--- BEGIN ENTRIES ---

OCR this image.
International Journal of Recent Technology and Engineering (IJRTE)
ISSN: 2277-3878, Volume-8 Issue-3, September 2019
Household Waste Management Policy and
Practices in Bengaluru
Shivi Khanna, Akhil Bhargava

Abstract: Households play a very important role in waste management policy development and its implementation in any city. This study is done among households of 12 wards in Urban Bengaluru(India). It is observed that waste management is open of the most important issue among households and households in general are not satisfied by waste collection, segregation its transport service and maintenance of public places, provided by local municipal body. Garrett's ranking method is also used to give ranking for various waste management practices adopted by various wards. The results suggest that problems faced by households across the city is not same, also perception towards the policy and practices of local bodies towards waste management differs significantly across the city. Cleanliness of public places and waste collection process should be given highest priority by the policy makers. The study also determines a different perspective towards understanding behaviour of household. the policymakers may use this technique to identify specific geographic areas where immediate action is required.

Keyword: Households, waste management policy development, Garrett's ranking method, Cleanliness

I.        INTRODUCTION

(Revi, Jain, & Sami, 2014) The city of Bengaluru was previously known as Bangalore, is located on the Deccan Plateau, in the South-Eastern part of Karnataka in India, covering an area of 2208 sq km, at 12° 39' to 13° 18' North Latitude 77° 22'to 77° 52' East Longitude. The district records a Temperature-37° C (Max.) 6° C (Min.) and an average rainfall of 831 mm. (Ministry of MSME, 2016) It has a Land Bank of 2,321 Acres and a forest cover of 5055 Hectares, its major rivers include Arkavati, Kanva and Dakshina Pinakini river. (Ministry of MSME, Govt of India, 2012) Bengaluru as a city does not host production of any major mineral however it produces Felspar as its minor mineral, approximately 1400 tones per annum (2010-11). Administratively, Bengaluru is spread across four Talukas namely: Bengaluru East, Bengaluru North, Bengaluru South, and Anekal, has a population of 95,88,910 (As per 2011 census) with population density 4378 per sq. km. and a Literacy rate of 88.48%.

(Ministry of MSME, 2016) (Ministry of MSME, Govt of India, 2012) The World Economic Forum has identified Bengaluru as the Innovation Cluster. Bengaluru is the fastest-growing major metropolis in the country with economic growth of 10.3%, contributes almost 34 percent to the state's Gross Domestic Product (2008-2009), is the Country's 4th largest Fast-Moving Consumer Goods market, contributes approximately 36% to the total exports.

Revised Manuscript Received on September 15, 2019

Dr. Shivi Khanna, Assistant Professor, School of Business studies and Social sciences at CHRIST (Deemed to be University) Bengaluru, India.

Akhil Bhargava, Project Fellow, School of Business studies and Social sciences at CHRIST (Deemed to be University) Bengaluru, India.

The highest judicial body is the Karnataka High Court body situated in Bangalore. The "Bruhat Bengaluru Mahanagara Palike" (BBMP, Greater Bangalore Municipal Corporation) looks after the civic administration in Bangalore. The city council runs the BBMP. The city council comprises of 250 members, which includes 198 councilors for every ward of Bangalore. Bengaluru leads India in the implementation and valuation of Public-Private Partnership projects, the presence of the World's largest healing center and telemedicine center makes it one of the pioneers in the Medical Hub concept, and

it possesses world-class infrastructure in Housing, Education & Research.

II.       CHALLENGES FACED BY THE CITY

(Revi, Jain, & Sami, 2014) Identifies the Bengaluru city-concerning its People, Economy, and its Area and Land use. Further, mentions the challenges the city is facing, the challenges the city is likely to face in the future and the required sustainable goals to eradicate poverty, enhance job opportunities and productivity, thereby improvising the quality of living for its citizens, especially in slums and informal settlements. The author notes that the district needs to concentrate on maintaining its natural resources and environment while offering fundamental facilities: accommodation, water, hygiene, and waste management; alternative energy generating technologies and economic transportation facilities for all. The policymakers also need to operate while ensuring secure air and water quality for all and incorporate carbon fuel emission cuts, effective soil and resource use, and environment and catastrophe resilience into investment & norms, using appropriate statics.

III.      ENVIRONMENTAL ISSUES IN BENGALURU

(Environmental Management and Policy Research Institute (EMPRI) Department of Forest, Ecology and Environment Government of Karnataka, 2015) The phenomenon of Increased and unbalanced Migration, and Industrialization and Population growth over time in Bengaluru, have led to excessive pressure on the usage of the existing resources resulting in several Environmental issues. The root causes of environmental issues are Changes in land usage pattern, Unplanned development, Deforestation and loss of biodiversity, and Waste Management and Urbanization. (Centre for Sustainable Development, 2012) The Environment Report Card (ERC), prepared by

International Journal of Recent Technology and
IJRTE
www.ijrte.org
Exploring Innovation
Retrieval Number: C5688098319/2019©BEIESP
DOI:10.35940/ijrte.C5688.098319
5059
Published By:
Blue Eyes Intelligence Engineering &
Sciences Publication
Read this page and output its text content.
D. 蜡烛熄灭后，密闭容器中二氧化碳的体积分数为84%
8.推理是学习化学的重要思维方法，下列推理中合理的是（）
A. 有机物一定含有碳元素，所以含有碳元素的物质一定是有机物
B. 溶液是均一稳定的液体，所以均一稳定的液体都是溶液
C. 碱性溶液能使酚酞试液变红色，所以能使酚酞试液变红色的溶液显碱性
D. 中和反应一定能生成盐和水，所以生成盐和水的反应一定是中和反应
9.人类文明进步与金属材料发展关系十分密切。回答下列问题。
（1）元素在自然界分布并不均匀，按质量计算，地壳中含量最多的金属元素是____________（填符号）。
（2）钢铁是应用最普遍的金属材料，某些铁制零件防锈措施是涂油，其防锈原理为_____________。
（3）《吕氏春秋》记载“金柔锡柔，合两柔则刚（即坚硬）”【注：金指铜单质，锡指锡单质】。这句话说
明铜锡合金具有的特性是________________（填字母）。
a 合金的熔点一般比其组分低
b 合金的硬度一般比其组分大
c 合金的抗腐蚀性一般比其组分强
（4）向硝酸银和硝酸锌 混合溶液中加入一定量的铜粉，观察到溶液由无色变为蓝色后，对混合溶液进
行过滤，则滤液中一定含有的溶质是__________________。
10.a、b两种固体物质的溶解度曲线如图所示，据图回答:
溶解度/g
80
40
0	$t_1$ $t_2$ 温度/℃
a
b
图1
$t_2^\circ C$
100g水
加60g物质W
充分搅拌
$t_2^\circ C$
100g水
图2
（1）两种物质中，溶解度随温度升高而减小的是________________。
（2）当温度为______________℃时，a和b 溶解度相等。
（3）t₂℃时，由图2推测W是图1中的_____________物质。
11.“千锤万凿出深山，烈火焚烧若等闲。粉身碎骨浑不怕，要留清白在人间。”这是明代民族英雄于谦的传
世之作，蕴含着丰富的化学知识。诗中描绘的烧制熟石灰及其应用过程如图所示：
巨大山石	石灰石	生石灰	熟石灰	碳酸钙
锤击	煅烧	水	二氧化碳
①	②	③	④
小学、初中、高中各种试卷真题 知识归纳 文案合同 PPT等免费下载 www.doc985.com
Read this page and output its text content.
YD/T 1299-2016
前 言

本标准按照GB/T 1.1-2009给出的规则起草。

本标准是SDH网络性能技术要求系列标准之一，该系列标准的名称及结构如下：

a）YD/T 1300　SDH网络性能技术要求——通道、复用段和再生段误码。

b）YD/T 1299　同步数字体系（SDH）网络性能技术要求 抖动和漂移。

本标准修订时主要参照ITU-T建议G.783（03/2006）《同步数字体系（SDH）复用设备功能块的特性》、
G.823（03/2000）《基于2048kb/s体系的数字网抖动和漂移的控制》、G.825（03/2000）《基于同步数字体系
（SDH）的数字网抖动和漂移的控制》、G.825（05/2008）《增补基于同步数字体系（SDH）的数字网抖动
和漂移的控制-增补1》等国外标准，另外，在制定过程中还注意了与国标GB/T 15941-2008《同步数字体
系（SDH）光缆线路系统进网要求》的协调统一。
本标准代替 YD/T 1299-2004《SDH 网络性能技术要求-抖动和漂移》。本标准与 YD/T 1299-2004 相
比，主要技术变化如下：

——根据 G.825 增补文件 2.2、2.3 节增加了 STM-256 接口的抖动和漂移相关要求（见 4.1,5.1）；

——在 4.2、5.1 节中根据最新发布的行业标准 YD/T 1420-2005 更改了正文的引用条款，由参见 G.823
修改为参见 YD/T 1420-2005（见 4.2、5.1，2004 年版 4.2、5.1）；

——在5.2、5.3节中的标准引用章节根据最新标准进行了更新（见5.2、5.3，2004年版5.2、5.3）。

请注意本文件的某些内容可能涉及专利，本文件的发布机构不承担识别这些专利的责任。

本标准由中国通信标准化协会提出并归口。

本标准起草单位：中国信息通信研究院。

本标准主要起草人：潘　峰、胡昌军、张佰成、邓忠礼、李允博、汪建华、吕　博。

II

--- END ENTRIES ---

■ PROBLEM STATEMENT:
Show all lines in the entries above where the word "economic" appears.

■ ANSWER:
(Ministry of MSME, 2016) (Ministry of MSME, Govt of India, 2012) The World Economic Forum has identified Bengaluru as the Innovation Cluster. Bengaluru is the fastest-growing major metropolis in the country with economic growth of 10.3%, contributes almost 34 percent to the state's Gross Domestic Product (2008-2009), is the Country's 4th largest Fast-Moving Consumer Goods market, contributes approximately 36% to the total exports.
(Revi, Jain, & Sami, 2014) Identifies the Bengaluru city-concerning its People, Economy, and its Area and Land use. Further, mentions the challenges the city is facing, the challenges the city is likely to face in the future and the required sustainable goals to eradicate poverty, enhance job opportunities and productivity, thereby improvising the quality of living for its citizens, especially in slums and informal settlements. The author notes that the district needs to concentrate on maintaining its natural resources and environment while offering fundamental facilities: accommodation, water, hygiene, and waste management; alternative energy generating technologies and economic transportation facilities for all. The policymakers also need to operate while ensuring secure air and water quality for all and incorporate carbon fuel emission cuts, effective soil and resource use, and environment and catastrophe resilience into investment & norms, using appropriate statics.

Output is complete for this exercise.